▶ Input records

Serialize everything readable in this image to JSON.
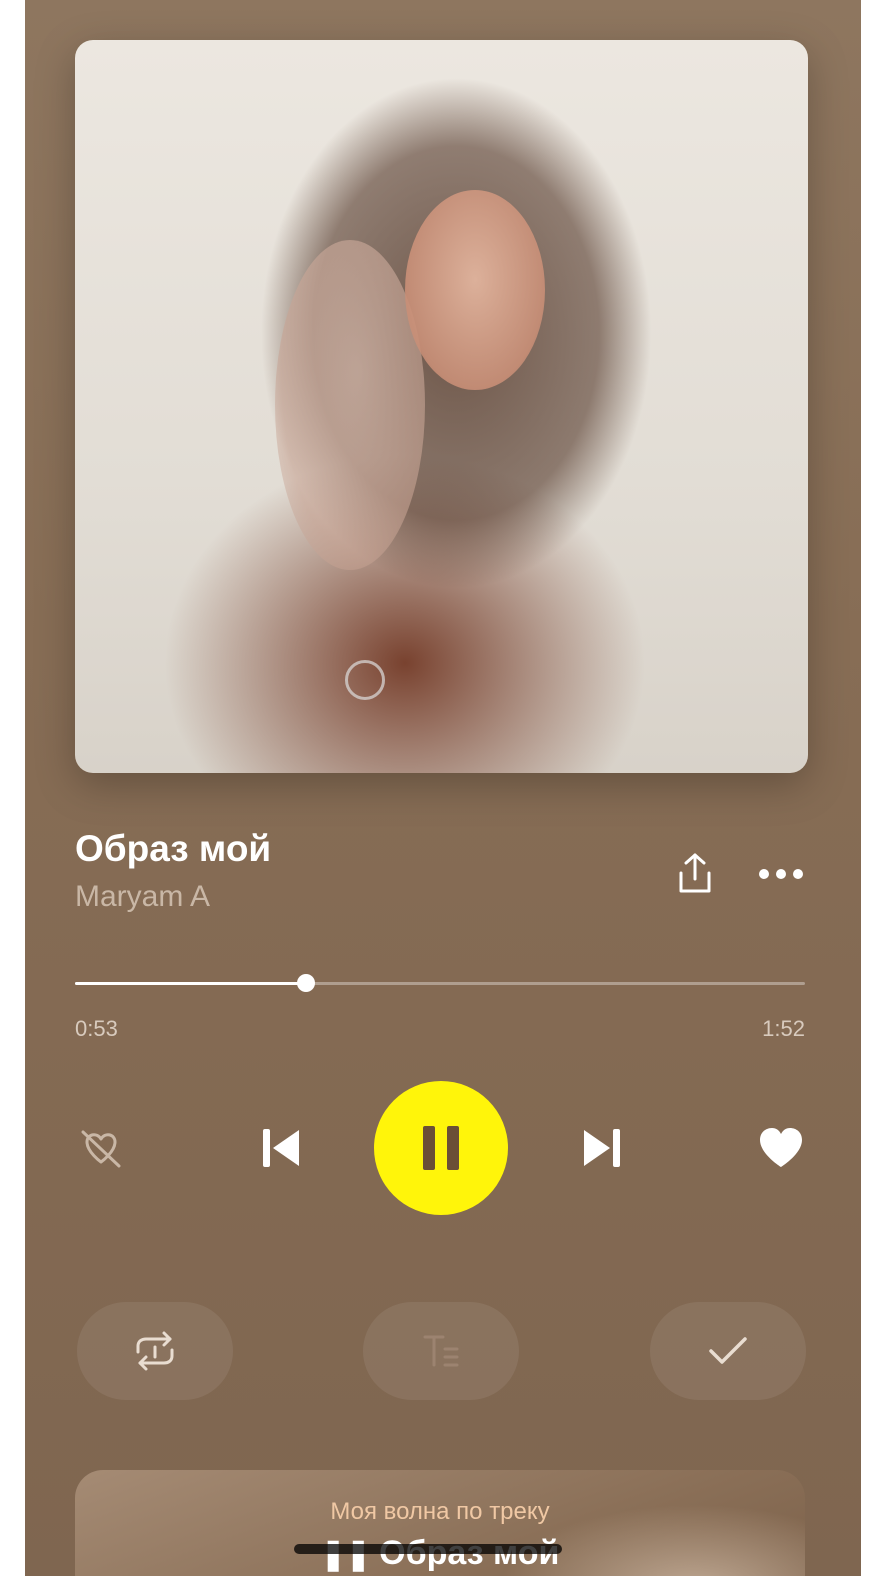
{
  "track": {
    "title": "Образ мой",
    "artist": "Maryam A"
  },
  "progress": {
    "elapsed": "0:53",
    "total": "1:52",
    "fraction": 0.3169
  },
  "controls": {
    "dislike_icon": "dislike-icon",
    "prev_icon": "previous-icon",
    "play_state": "playing",
    "next_icon": "next-icon",
    "like_icon": "heart-icon",
    "play_button_color": "#fff50a"
  },
  "actions": {
    "repeat_icon": "repeat-icon",
    "lyrics_icon": "lyrics-icon",
    "check_icon": "check-icon"
  },
  "wave": {
    "label": "Моя волна по треку",
    "title": "Образ мой"
  },
  "colors": {
    "background": "#876d55",
    "accent": "#fff50a",
    "secondary_text": "#c9b7a6"
  }
}
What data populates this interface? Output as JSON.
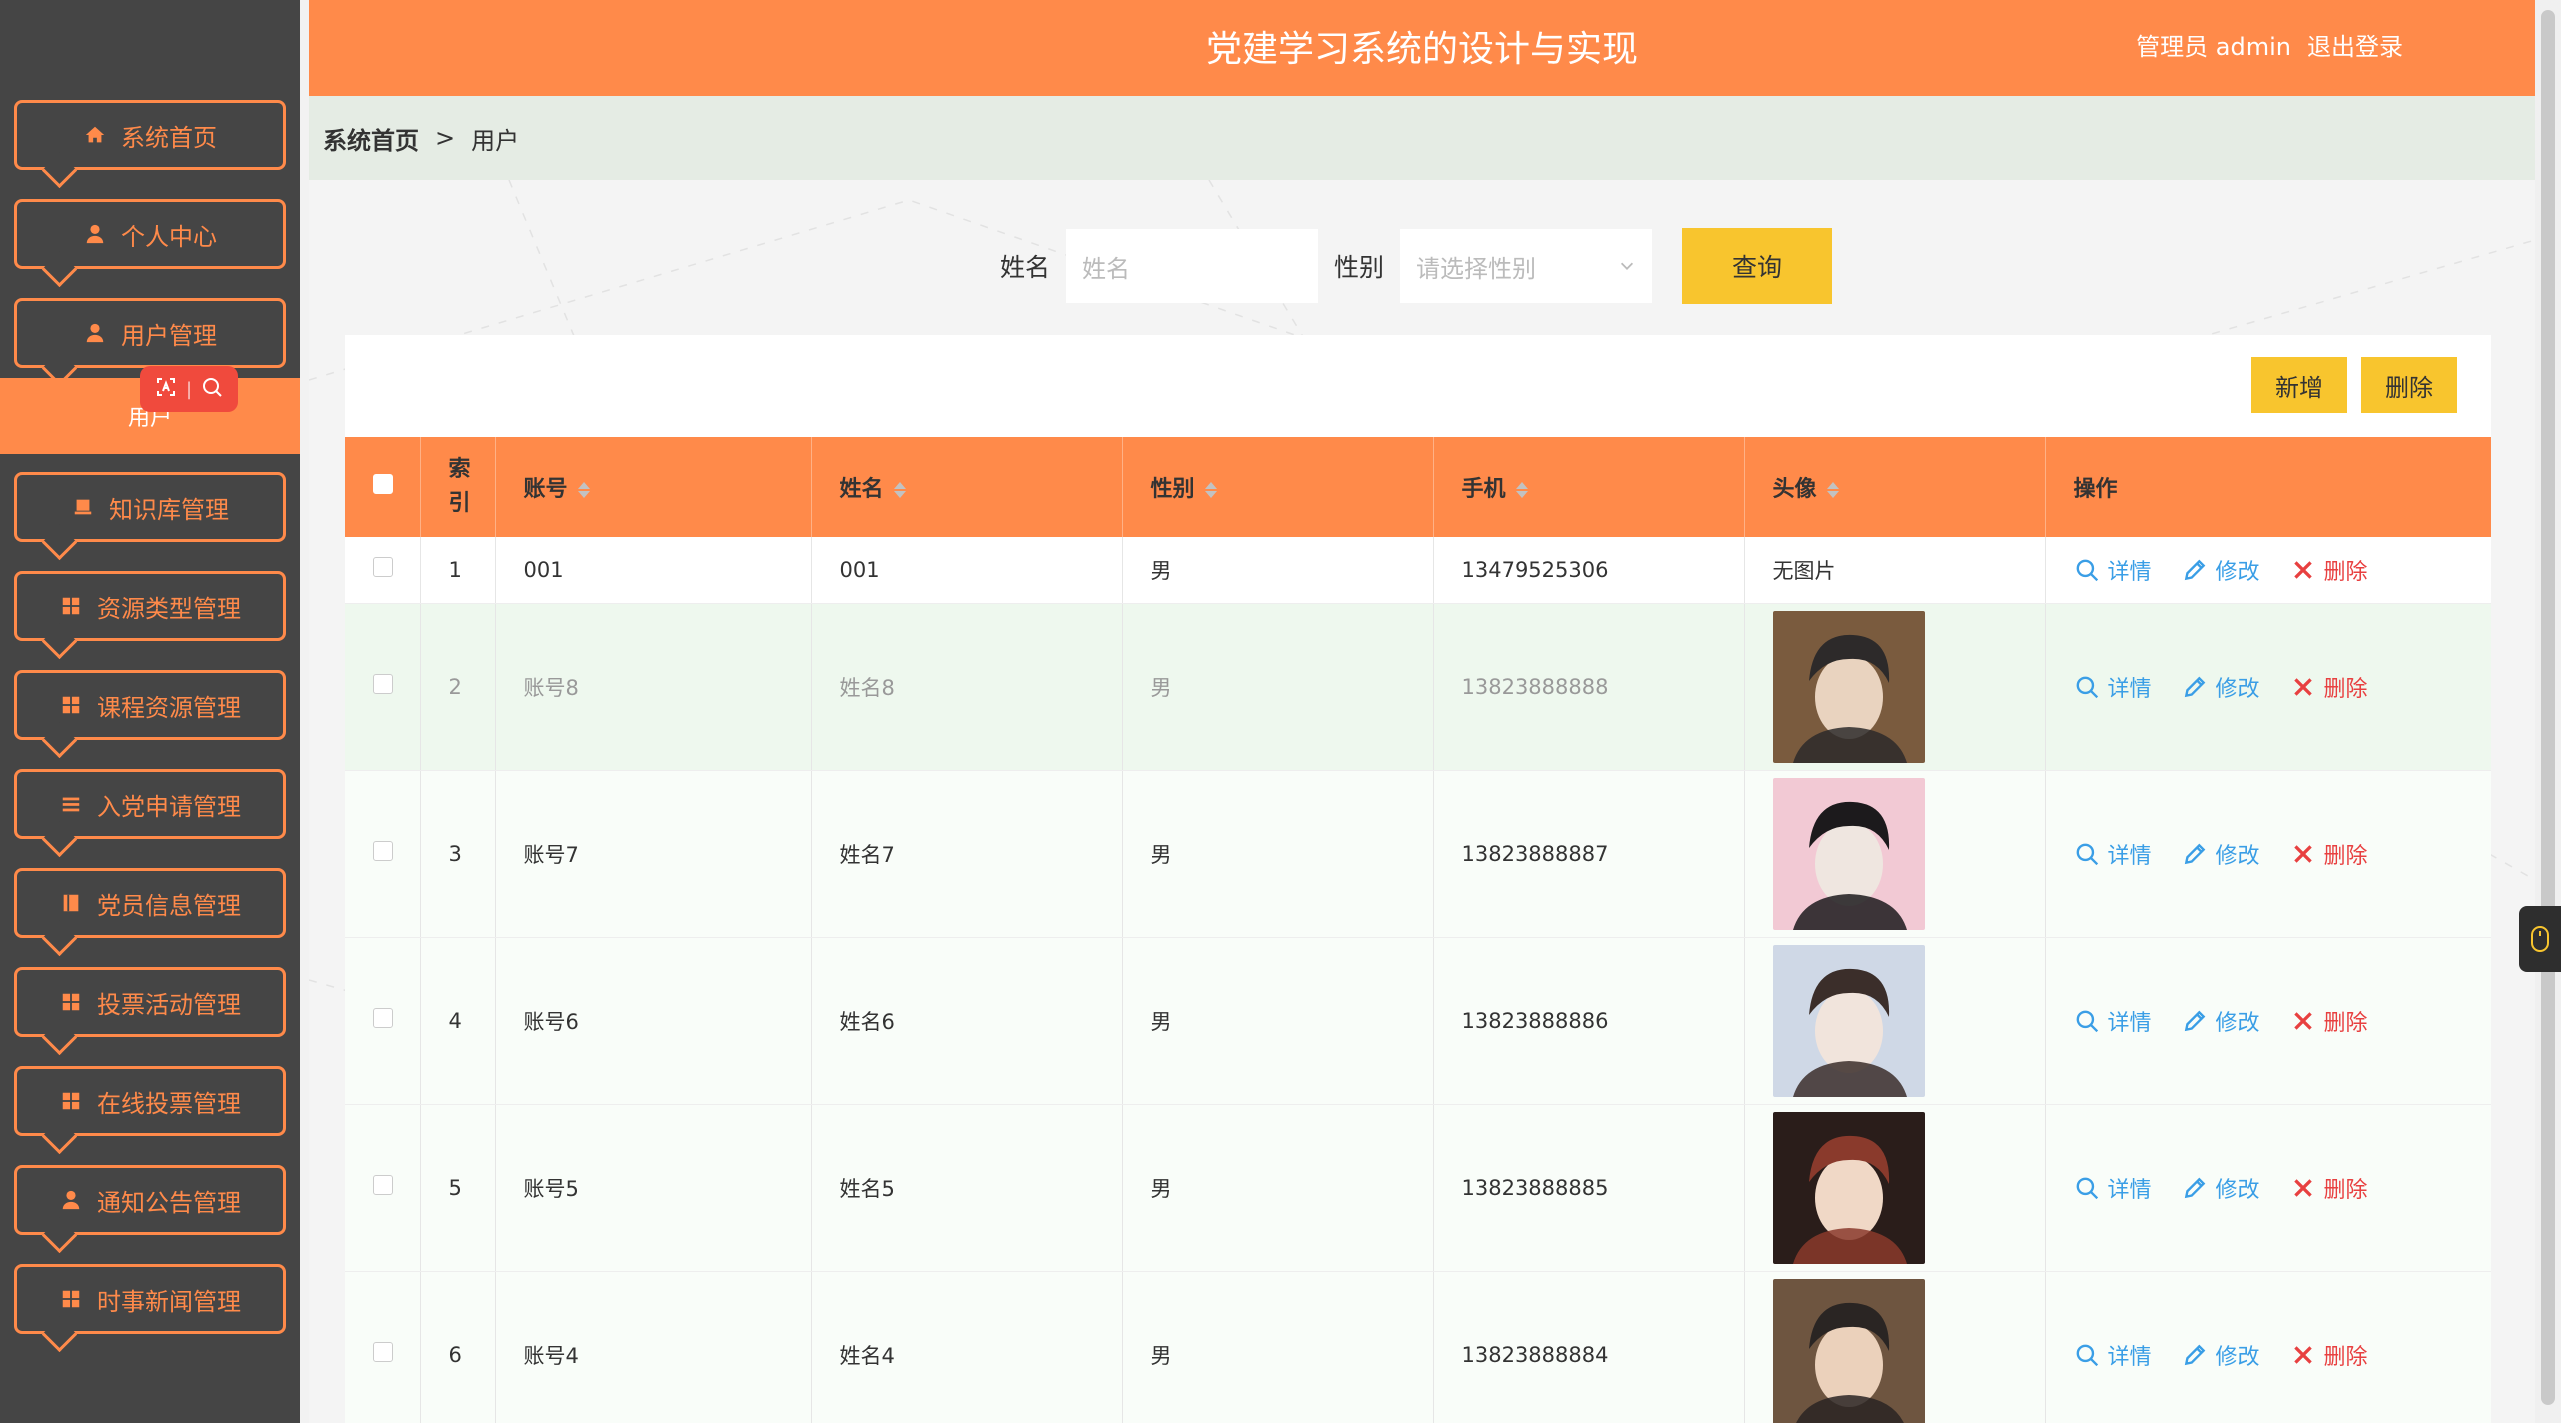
{
  "header": {
    "title": "党建学习系统的设计与实现",
    "user_label": "管理员 admin",
    "logout": "退出登录"
  },
  "breadcrumb": {
    "home": "系统首页",
    "sep": ">",
    "current": "用户"
  },
  "sidebar": {
    "items": [
      {
        "label": "系统首页",
        "icon": "home-icon"
      },
      {
        "label": "个人中心",
        "icon": "user-icon"
      },
      {
        "label": "用户管理",
        "icon": "user-icon"
      },
      {
        "label": "知识库管理",
        "icon": "book-icon"
      },
      {
        "label": "资源类型管理",
        "icon": "grid-icon"
      },
      {
        "label": "课程资源管理",
        "icon": "grid-icon"
      },
      {
        "label": "入党申请管理",
        "icon": "list-icon"
      },
      {
        "label": "党员信息管理",
        "icon": "book-icon"
      },
      {
        "label": "投票活动管理",
        "icon": "grid-icon"
      },
      {
        "label": "在线投票管理",
        "icon": "grid-icon"
      },
      {
        "label": "通知公告管理",
        "icon": "user-icon"
      },
      {
        "label": "时事新闻管理",
        "icon": "grid-icon"
      }
    ],
    "submenu": {
      "label": "用户"
    }
  },
  "search": {
    "name_label": "姓名",
    "name_placeholder": "姓名",
    "gender_label": "性别",
    "gender_placeholder": "请选择性别",
    "query_button": "查询"
  },
  "actions": {
    "add": "新增",
    "delete": "删除"
  },
  "table": {
    "columns": [
      "索引",
      "账号",
      "姓名",
      "性别",
      "手机",
      "头像",
      "操作"
    ],
    "op_labels": {
      "detail": "详情",
      "edit": "修改",
      "delete": "删除"
    },
    "no_image": "无图片",
    "rows": [
      {
        "index": "1",
        "account": "001",
        "name": "001",
        "gender": "男",
        "phone": "13479525306",
        "avatar": null
      },
      {
        "index": "2",
        "account": "账号8",
        "name": "姓名8",
        "gender": "男",
        "phone": "13823888888",
        "avatar": "photo-1"
      },
      {
        "index": "3",
        "account": "账号7",
        "name": "姓名7",
        "gender": "男",
        "phone": "13823888887",
        "avatar": "photo-2"
      },
      {
        "index": "4",
        "account": "账号6",
        "name": "姓名6",
        "gender": "男",
        "phone": "13823888886",
        "avatar": "photo-3"
      },
      {
        "index": "5",
        "account": "账号5",
        "name": "姓名5",
        "gender": "男",
        "phone": "13823888885",
        "avatar": "photo-4"
      },
      {
        "index": "6",
        "account": "账号4",
        "name": "姓名4",
        "gender": "男",
        "phone": "13823888884",
        "avatar": "photo-5"
      }
    ]
  },
  "colors": {
    "accent": "#ff8a4a",
    "sidebar_bg": "#454545",
    "button_yellow": "#f8c52e",
    "link_blue": "#3a9ee6",
    "danger_red": "#e84040"
  }
}
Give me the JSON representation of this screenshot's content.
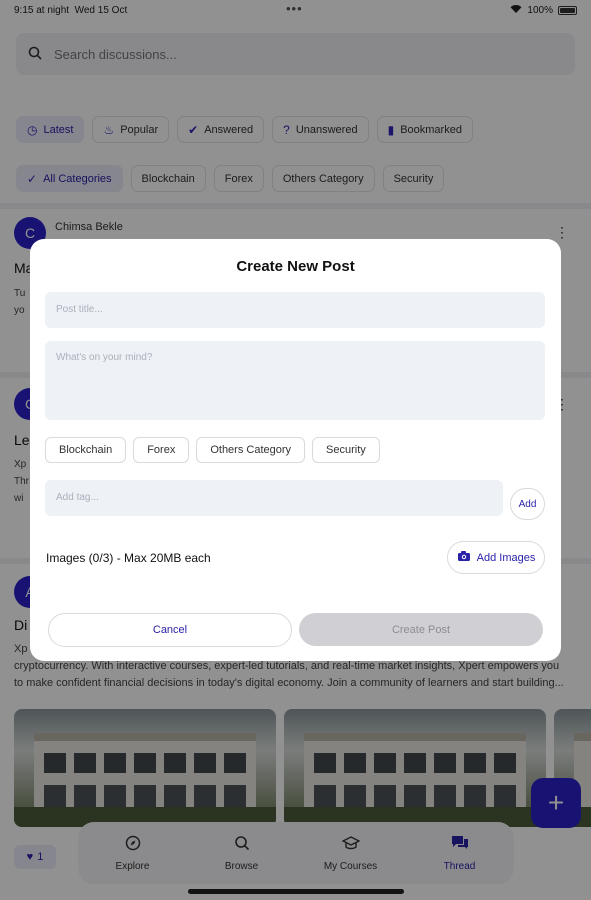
{
  "status_bar": {
    "time": "9:15 at night",
    "date": "Wed 15 Oct",
    "battery": "100%",
    "dots": "•••"
  },
  "search": {
    "placeholder": "Search discussions..."
  },
  "filters": [
    {
      "label": "Latest",
      "icon": "clock-icon",
      "active": true
    },
    {
      "label": "Popular",
      "icon": "flame-icon",
      "active": false
    },
    {
      "label": "Answered",
      "icon": "check-circle-icon",
      "active": false
    },
    {
      "label": "Unanswered",
      "icon": "question-circle-icon",
      "active": false
    },
    {
      "label": "Bookmarked",
      "icon": "bookmark-icon",
      "active": false
    }
  ],
  "categories": [
    {
      "label": "All Categories",
      "active": true
    },
    {
      "label": "Blockchain",
      "active": false
    },
    {
      "label": "Forex",
      "active": false
    },
    {
      "label": "Others Category",
      "active": false
    },
    {
      "label": "Security",
      "active": false
    }
  ],
  "posts": [
    {
      "avatar": "C",
      "author": "Chimsa Bekle",
      "title": "Ma",
      "body": "Tu\nyo"
    },
    {
      "avatar": "C",
      "title": "Le",
      "body": "Xp\nThr\nwi"
    },
    {
      "avatar": "A",
      "title": "Di",
      "body_line1": "Xp",
      "body_line2": "cryptocurrency. With interactive courses, expert-led tutorials, and real-time market insights, Xpert empowers you",
      "body_line3": "to make confident financial decisions in today's digital economy. Join a community of learners and start building..."
    }
  ],
  "like_count": "1",
  "bottom_nav": [
    {
      "label": "Explore",
      "icon": "compass-icon",
      "active": false
    },
    {
      "label": "Browse",
      "icon": "search-icon",
      "active": false
    },
    {
      "label": "My Courses",
      "icon": "graduation-cap-icon",
      "active": false
    },
    {
      "label": "Thread",
      "icon": "chat-bubbles-icon",
      "active": true
    }
  ],
  "modal": {
    "title": "Create New Post",
    "post_title_placeholder": "Post title...",
    "body_placeholder": "What's on your mind?",
    "tags": [
      "Blockchain",
      "Forex",
      "Others Category",
      "Security"
    ],
    "tag_placeholder": "Add tag...",
    "add_label": "Add",
    "images_label": "Images (0/3) - Max 20MB each",
    "add_images_label": "Add Images",
    "cancel_label": "Cancel",
    "create_label": "Create Post"
  },
  "colors": {
    "accent": "#2b23c9",
    "chip_active_bg": "#ecebfb",
    "overlay": "rgba(0,0,0,0.43)",
    "disabled_button": "#d0d0d4"
  }
}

▶ Exercise
Pictures appear in the records above. Output everything except them, exactly.

▶ Final answer
Serialize everything readable in this image to JSON.
{
  "track": {
    "title": "Образ мой",
    "artist": "Maryam A"
  },
  "progress": {
    "elapsed": "0:53",
    "total": "1:52",
    "fraction": 0.3169
  },
  "controls": {
    "dislike_icon": "dislike-icon",
    "prev_icon": "previous-icon",
    "play_state": "playing",
    "next_icon": "next-icon",
    "like_icon": "heart-icon",
    "play_button_color": "#fff50a"
  },
  "actions": {
    "repeat_icon": "repeat-icon",
    "lyrics_icon": "lyrics-icon",
    "check_icon": "check-icon"
  },
  "wave": {
    "label": "Моя волна по треку",
    "title": "Образ мой"
  },
  "colors": {
    "background": "#876d55",
    "accent": "#fff50a",
    "secondary_text": "#c9b7a6"
  }
}
What data populates this interface? Output as JSON.
{
  "header": {
    "title": "党建学习系统的设计与实现",
    "user_label": "管理员 admin",
    "logout": "退出登录"
  },
  "breadcrumb": {
    "home": "系统首页",
    "sep": ">",
    "current": "用户"
  },
  "sidebar": {
    "items": [
      {
        "label": "系统首页",
        "icon": "home-icon"
      },
      {
        "label": "个人中心",
        "icon": "user-icon"
      },
      {
        "label": "用户管理",
        "icon": "user-icon"
      },
      {
        "label": "知识库管理",
        "icon": "book-icon"
      },
      {
        "label": "资源类型管理",
        "icon": "grid-icon"
      },
      {
        "label": "课程资源管理",
        "icon": "grid-icon"
      },
      {
        "label": "入党申请管理",
        "icon": "list-icon"
      },
      {
        "label": "党员信息管理",
        "icon": "book-icon"
      },
      {
        "label": "投票活动管理",
        "icon": "grid-icon"
      },
      {
        "label": "在线投票管理",
        "icon": "grid-icon"
      },
      {
        "label": "通知公告管理",
        "icon": "user-icon"
      },
      {
        "label": "时事新闻管理",
        "icon": "grid-icon"
      }
    ],
    "submenu": {
      "label": "用户"
    }
  },
  "search": {
    "name_label": "姓名",
    "name_placeholder": "姓名",
    "gender_label": "性别",
    "gender_placeholder": "请选择性别",
    "query_button": "查询"
  },
  "actions": {
    "add": "新增",
    "delete": "删除"
  },
  "table": {
    "columns": [
      "索引",
      "账号",
      "姓名",
      "性别",
      "手机",
      "头像",
      "操作"
    ],
    "op_labels": {
      "detail": "详情",
      "edit": "修改",
      "delete": "删除"
    },
    "no_image": "无图片",
    "rows": [
      {
        "index": "1",
        "account": "001",
        "name": "001",
        "gender": "男",
        "phone": "13479525306",
        "avatar": null
      },
      {
        "index": "2",
        "account": "账号8",
        "name": "姓名8",
        "gender": "男",
        "phone": "13823888888",
        "avatar": "photo-1"
      },
      {
        "index": "3",
        "account": "账号7",
        "name": "姓名7",
        "gender": "男",
        "phone": "13823888887",
        "avatar": "photo-2"
      },
      {
        "index": "4",
        "account": "账号6",
        "name": "姓名6",
        "gender": "男",
        "phone": "13823888886",
        "avatar": "photo-3"
      },
      {
        "index": "5",
        "account": "账号5",
        "name": "姓名5",
        "gender": "男",
        "phone": "13823888885",
        "avatar": "photo-4"
      },
      {
        "index": "6",
        "account": "账号4",
        "name": "姓名4",
        "gender": "男",
        "phone": "13823888884",
        "avatar": "photo-5"
      }
    ]
  },
  "colors": {
    "accent": "#ff8a4a",
    "sidebar_bg": "#454545",
    "button_yellow": "#f8c52e",
    "link_blue": "#3a9ee6",
    "danger_red": "#e84040"
  }
}
Give me the JSON representation of this screenshot's content.
{
  "status_bar": {
    "time": "9:15 at night",
    "date": "Wed 15 Oct",
    "battery": "100%",
    "dots": "•••"
  },
  "search": {
    "placeholder": "Search discussions..."
  },
  "filters": [
    {
      "label": "Latest",
      "icon": "clock-icon",
      "active": true
    },
    {
      "label": "Popular",
      "icon": "flame-icon",
      "active": false
    },
    {
      "label": "Answered",
      "icon": "check-circle-icon",
      "active": false
    },
    {
      "label": "Unanswered",
      "icon": "question-circle-icon",
      "active": false
    },
    {
      "label": "Bookmarked",
      "icon": "bookmark-icon",
      "active": false
    }
  ],
  "categories": [
    {
      "label": "All Categories",
      "active": true
    },
    {
      "label": "Blockchain",
      "active": false
    },
    {
      "label": "Forex",
      "active": false
    },
    {
      "label": "Others Category",
      "active": false
    },
    {
      "label": "Security",
      "active": false
    }
  ],
  "posts": [
    {
      "avatar": "C",
      "author": "Chimsa Bekle",
      "title": "Ma",
      "body": "Tu\nyo"
    },
    {
      "avatar": "C",
      "title": "Le",
      "body": "Xp\nThr\nwi"
    },
    {
      "avatar": "A",
      "title": "Di",
      "body_line1": "Xp",
      "body_line2": "cryptocurrency. With interactive courses, expert-led tutorials, and real-time market insights, Xpert empowers you",
      "body_line3": "to make confident financial decisions in today's digital economy. Join a community of learners and start building..."
    }
  ],
  "like_count": "1",
  "bottom_nav": [
    {
      "label": "Explore",
      "icon": "compass-icon",
      "active": false
    },
    {
      "label": "Browse",
      "icon": "search-icon",
      "active": false
    },
    {
      "label": "My Courses",
      "icon": "graduation-cap-icon",
      "active": false
    },
    {
      "label": "Thread",
      "icon": "chat-bubbles-icon",
      "active": true
    }
  ],
  "modal": {
    "title": "Create New Post",
    "post_title_placeholder": "Post title...",
    "body_placeholder": "What's on your mind?",
    "tags": [
      "Blockchain",
      "Forex",
      "Others Category",
      "Security"
    ],
    "tag_placeholder": "Add tag...",
    "add_label": "Add",
    "images_label": "Images (0/3) - Max 20MB each",
    "add_images_label": "Add Images",
    "cancel_label": "Cancel",
    "create_label": "Create Post"
  },
  "colors": {
    "accent": "#2b23c9",
    "chip_active_bg": "#ecebfb",
    "overlay": "rgba(0,0,0,0.43)",
    "disabled_button": "#d0d0d4"
  }
}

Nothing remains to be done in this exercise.